* [What the task asks] Write out the whole listing. Leave out nothing.

* [Excerpted data]
==========
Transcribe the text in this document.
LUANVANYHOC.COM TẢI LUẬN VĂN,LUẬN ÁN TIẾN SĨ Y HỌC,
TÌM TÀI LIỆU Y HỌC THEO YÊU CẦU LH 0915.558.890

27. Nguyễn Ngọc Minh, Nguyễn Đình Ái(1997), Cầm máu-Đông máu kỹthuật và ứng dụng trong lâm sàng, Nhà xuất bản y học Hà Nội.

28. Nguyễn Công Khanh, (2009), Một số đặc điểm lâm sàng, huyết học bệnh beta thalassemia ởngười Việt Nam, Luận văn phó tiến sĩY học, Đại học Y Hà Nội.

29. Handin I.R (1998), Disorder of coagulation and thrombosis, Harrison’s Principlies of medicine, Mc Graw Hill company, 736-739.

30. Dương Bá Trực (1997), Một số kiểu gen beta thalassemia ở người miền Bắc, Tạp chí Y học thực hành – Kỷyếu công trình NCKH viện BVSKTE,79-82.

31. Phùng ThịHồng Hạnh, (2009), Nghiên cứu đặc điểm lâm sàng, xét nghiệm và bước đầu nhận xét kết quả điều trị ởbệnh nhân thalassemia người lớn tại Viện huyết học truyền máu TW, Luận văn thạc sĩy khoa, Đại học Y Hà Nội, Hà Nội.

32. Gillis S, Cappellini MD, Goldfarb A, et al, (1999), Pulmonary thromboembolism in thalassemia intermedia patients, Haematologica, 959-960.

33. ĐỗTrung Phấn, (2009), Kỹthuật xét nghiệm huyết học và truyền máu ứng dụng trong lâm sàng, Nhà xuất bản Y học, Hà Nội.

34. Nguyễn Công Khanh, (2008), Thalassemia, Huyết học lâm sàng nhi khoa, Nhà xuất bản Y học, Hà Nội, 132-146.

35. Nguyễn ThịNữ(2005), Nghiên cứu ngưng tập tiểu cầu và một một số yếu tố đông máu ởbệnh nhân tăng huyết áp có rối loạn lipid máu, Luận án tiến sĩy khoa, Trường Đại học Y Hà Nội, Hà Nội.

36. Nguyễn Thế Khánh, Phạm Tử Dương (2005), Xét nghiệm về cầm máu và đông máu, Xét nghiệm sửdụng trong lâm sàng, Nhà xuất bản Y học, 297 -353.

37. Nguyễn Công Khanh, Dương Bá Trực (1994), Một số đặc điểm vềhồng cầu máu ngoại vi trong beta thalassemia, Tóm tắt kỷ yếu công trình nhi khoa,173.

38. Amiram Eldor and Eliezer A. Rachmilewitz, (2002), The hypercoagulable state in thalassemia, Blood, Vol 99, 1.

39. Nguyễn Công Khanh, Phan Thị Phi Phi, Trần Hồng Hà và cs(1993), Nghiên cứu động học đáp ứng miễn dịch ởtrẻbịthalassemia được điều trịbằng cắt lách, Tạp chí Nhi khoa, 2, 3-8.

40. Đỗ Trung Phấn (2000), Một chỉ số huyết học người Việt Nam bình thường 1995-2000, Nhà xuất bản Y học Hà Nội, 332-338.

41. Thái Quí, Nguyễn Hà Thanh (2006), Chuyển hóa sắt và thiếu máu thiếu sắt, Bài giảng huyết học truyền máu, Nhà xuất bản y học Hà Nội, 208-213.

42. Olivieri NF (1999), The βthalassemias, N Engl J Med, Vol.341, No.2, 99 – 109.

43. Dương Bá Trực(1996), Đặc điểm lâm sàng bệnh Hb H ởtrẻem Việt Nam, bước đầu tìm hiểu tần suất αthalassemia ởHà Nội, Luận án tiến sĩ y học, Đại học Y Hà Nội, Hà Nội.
==========
* [Answer to this task]
Transcribe the text in this document.
LUANVANYHOC.COM TẢI LUẬN VĂN,LUẬN ÁN TIẾN SĨ Y HỌC,
TÌM TÀI LIỆU Y HỌC THEO YÊU CẦU LH 0915.558.890

27. Nguyễn Ngọc Minh, Nguyễn Đình Ái(1997), Cầm máu-Đông máu kỹthuật và ứng dụng trong lâm sàng, Nhà xuất bản y học Hà Nội.

28. Nguyễn Công Khanh, (2009), Một số đặc điểm lâm sàng, huyết học bệnh beta thalassemia ởngười Việt Nam, Luận văn phó tiến sĩY học, Đại học Y Hà Nội.

29. Handin I.R (1998), Disorder of coagulation and thrombosis, Harrison’s Principlies of medicine, Mc Graw Hill company, 736-739.

30. Dương Bá Trực (1997), Một số kiểu gen beta thalassemia ở người miền Bắc, Tạp chí Y học thực hành – Kỷyếu công trình NCKH viện BVSKTE,79-82.

31. Phùng ThịHồng Hạnh, (2009), Nghiên cứu đặc điểm lâm sàng, xét nghiệm và bước đầu nhận xét kết quả điều trị ởbệnh nhân thalassemia người lớn tại Viện huyết học truyền máu TW, Luận văn thạc sĩy khoa, Đại học Y Hà Nội, Hà Nội.

32. Gillis S, Cappellini MD, Goldfarb A, et al, (1999), Pulmonary thromboembolism in thalassemia intermedia patients, Haematologica, 959-960.

33. ĐỗTrung Phấn, (2009), Kỹthuật xét nghiệm huyết học và truyền máu ứng dụng trong lâm sàng, Nhà xuất bản Y học, Hà Nội.

34. Nguyễn Công Khanh, (2008), Thalassemia, Huyết học lâm sàng nhi khoa, Nhà xuất bản Y học, Hà Nội, 132-146.

35. Nguyễn ThịNữ(2005), Nghiên cứu ngưng tập tiểu cầu và một một số yếu tố đông máu ởbệnh nhân tăng huyết áp có rối loạn lipid máu, Luận án tiến sĩy khoa, Trường Đại học Y Hà Nội, Hà Nội.

36. Nguyễn Thế Khánh, Phạm Tử Dương (2005), Xét nghiệm về cầm máu và đông máu, Xét nghiệm sửdụng trong lâm sàng, Nhà xuất bản Y học, 297 -353.

37. Nguyễn Công Khanh, Dương Bá Trực (1994), Một số đặc điểm vềhồng cầu máu ngoại vi trong beta thalassemia, Tóm tắt kỷ yếu công trình nhi khoa,173.

38. Amiram Eldor and Eliezer A. Rachmilewitz, (2002), The hypercoagulable state in thalassemia, Blood, Vol 99, 1.

39. Nguyễn Công Khanh, Phan Thị Phi Phi, Trần Hồng Hà và cs(1993), Nghiên cứu động học đáp ứng miễn dịch ởtrẻbịthalassemia được điều trịbằng cắt lách, Tạp chí Nhi khoa, 2, 3-8.

40. Đỗ Trung Phấn (2000), Một chỉ số huyết học người Việt Nam bình thường 1995-2000, Nhà xuất bản Y học Hà Nội, 332-338.

41. Thái Quí, Nguyễn Hà Thanh (2006), Chuyển hóa sắt và thiếu máu thiếu sắt, Bài giảng huyết học truyền máu, Nhà xuất bản y học Hà Nội, 208-213.

42. Olivieri NF (1999), The βthalassemias, N Engl J Med, Vol.341, No.2, 99 – 109.

43. Dương Bá Trực(1996), Đặc điểm lâm sàng bệnh Hb H ởtrẻem Việt Nam, bước đầu tìm hiểu tần suất αthalassemia ởHà Nội, Luận án tiến sĩ y học, Đại học Y Hà Nội, Hà Nội.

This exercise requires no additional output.